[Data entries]

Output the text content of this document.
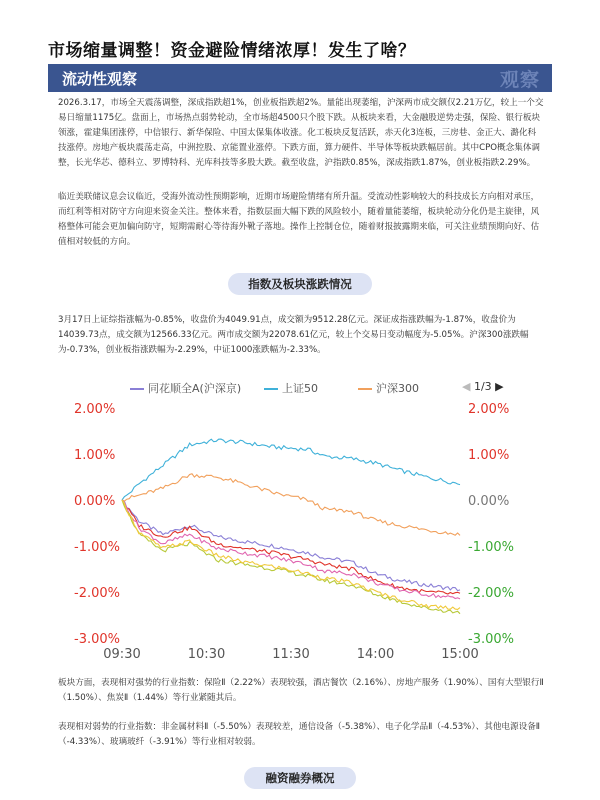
市场缩量调整！资金避险情绪浓厚！发生了啥？
流动性观察	观察

2026.3.17，市场全天震荡调整，深成指跌超1%，创业板指跌超2%。量能出现萎缩，沪深两市成交额仅2.21万亿，较上一个交易日缩量1175亿。盘面上，市场热点弱势轮动，全市场超4500只个股下跌。从板块来看，大金融股逆势走强，保险、银行板块领涨，霍建集团涨停，中信银行、新华保险、中国太保集体收涨。化工板块反复活跃，赤天化3连板，三房巷、金正大、潞化科技涨停。房地产板块震荡走高，中洲控股、京能置业涨停。下跌方面，算力硬件、半导体等板块跌幅居前。其中CPO概念集体调整，长光华芯、德科立、罗博特科、光库科技等多股大跌。截至收盘，沪指跌0.85%，深成指跌1.87%，创业板指跌2.29%。

临近美联储议息会议临近，受海外流动性预期影响，近期市场避险情绪有所升温。受流动性影响较大的科技成长方向相对承压，而红利等相对防守方向迎来资金关注。整体来看，指数层面大幅下跌的风险较小，随着量能萎缩，板块轮动分化仍是主旋律，风格整体可能会更加偏向防守，短期需耐心等待海外靴子落地。操作上控制仓位，随着财报披露期来临，可关注业绩预期向好、估值相对较低的方向。

指数及板块涨跌情况

3月17日上证综指涨幅为-0.85%，收盘价为4049.91点，成交额为9512.28亿元。深证成指涨跌幅为-1.87%，收盘价为14039.73点，成交额为12566.33亿元。两市成交额为22078.61亿元，较上个交易日变动幅度为-5.05%。沪深300涨跌幅为-0.73%，创业板指涨跌幅为-2.29%，中证1000涨跌幅为-2.33%。

同花顺全A(沪深京)	上证50	沪深300	◀ 1/3 ▶
2.00%	2.00%
1.00%	1.00%
0.00%	0.00%
-1.00%	-1.00%
-2.00%	-2.00%
-3.00%	-3.00%
09:30	10:30	11:30	14:00	15:00

板块方面，表现相对强势的行业指数：保险Ⅱ（2.22%）表现较强，酒店餐饮（2.16%）、房地产服务（1.90%）、国有大型银行Ⅱ（1.50%）、焦炭Ⅱ（1.44%）等行业紧随其后。

表现相对弱势的行业指数：非金属材料Ⅱ（-5.50%）表现较差，通信设备（-5.38%）、电子化学品Ⅱ（-4.53%）、其他电源设备Ⅱ（-4.33%）、玻璃玻纤（-3.91%）等行业相对较弱。

融资融券概况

**What you have to do:**
Without the pictures, write out the whole listing above exactly as it appears.

**Exercise result:**
Output the text content of this document.
市场缩量调整！资金避险情绪浓厚！发生了啥？
流动性观察	观察

2026.3.17，市场全天震荡调整，深成指跌超1%，创业板指跌超2%。量能出现萎缩，沪深两市成交额仅2.21万亿，较上一个交易日缩量1175亿。盘面上，市场热点弱势轮动，全市场超4500只个股下跌。从板块来看，大金融股逆势走强，保险、银行板块领涨，霍建集团涨停，中信银行、新华保险、中国太保集体收涨。化工板块反复活跃，赤天化3连板，三房巷、金正大、潞化科技涨停。房地产板块震荡走高，中洲控股、京能置业涨停。下跌方面，算力硬件、半导体等板块跌幅居前。其中CPO概念集体调整，长光华芯、德科立、罗博特科、光库科技等多股大跌。截至收盘，沪指跌0.85%，深成指跌1.87%，创业板指跌2.29%。

临近美联储议息会议临近，受海外流动性预期影响，近期市场避险情绪有所升温。受流动性影响较大的科技成长方向相对承压，而红利等相对防守方向迎来资金关注。整体来看，指数层面大幅下跌的风险较小，随着量能萎缩，板块轮动分化仍是主旋律，风格整体可能会更加偏向防守，短期需耐心等待海外靴子落地。操作上控制仓位，随着财报披露期来临，可关注业绩预期向好、估值相对较低的方向。

指数及板块涨跌情况

3月17日上证综指涨幅为-0.85%，收盘价为4049.91点，成交额为9512.28亿元。深证成指涨跌幅为-1.87%，收盘价为14039.73点，成交额为12566.33亿元。两市成交额为22078.61亿元，较上个交易日变动幅度为-5.05%。沪深300涨跌幅为-0.73%，创业板指涨跌幅为-2.29%，中证1000涨跌幅为-2.33%。

同花顺全A(沪深京)	上证50	沪深300	◀ 1/3 ▶
2.00%	2.00%
1.00%	1.00%
0.00%	0.00%
-1.00%	-1.00%
-2.00%	-2.00%
-3.00%	-3.00%
09:30	10:30	11:30	14:00	15:00

板块方面，表现相对强势的行业指数：保险Ⅱ（2.22%）表现较强，酒店餐饮（2.16%）、房地产服务（1.90%）、国有大型银行Ⅱ（1.50%）、焦炭Ⅱ（1.44%）等行业紧随其后。

表现相对弱势的行业指数：非金属材料Ⅱ（-5.50%）表现较差，通信设备（-5.38%）、电子化学品Ⅱ（-4.53%）、其他电源设备Ⅱ（-4.33%）、玻璃玻纤（-3.91%）等行业相对较弱。

融资融券概况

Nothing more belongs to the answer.